**Data records**
^^^^
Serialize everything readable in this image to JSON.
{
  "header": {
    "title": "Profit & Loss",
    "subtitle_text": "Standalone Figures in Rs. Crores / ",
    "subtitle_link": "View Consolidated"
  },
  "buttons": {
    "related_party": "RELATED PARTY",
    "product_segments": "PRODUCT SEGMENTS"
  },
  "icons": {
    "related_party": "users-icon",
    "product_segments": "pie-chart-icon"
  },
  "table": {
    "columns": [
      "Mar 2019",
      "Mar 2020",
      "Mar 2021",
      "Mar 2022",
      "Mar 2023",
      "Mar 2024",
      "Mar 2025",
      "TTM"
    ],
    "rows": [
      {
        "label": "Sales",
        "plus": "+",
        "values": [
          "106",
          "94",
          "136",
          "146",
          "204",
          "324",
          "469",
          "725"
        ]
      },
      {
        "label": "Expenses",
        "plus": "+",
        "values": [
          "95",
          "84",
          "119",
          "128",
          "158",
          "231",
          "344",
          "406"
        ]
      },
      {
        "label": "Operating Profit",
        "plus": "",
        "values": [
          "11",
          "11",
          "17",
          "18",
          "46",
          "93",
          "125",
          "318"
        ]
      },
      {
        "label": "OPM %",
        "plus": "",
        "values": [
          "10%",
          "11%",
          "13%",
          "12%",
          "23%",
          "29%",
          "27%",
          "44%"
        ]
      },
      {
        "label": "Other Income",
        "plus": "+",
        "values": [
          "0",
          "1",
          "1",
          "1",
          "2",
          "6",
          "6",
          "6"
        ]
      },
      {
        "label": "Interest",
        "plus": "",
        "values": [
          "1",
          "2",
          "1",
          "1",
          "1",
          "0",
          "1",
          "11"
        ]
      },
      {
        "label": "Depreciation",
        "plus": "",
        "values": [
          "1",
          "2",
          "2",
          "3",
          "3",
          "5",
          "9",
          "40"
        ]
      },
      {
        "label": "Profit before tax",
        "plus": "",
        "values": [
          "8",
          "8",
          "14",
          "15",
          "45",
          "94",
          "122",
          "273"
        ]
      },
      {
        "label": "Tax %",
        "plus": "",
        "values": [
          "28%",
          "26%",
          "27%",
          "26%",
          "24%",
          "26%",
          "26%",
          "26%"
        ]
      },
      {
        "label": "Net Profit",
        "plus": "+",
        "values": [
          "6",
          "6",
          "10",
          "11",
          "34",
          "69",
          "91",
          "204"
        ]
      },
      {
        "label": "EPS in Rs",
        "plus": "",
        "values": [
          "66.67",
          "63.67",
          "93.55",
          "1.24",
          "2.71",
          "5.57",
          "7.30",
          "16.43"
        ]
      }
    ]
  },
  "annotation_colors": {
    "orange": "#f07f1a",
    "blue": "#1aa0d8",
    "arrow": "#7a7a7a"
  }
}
^^^^
**Problem details**
Find the lines above that contain the word "Profit" and collect them.

**Exercise result**
    "title": "Profit & Loss",
        "label": "Operating Profit",
        "label": "Profit before tax",
        "label": "Net Profit",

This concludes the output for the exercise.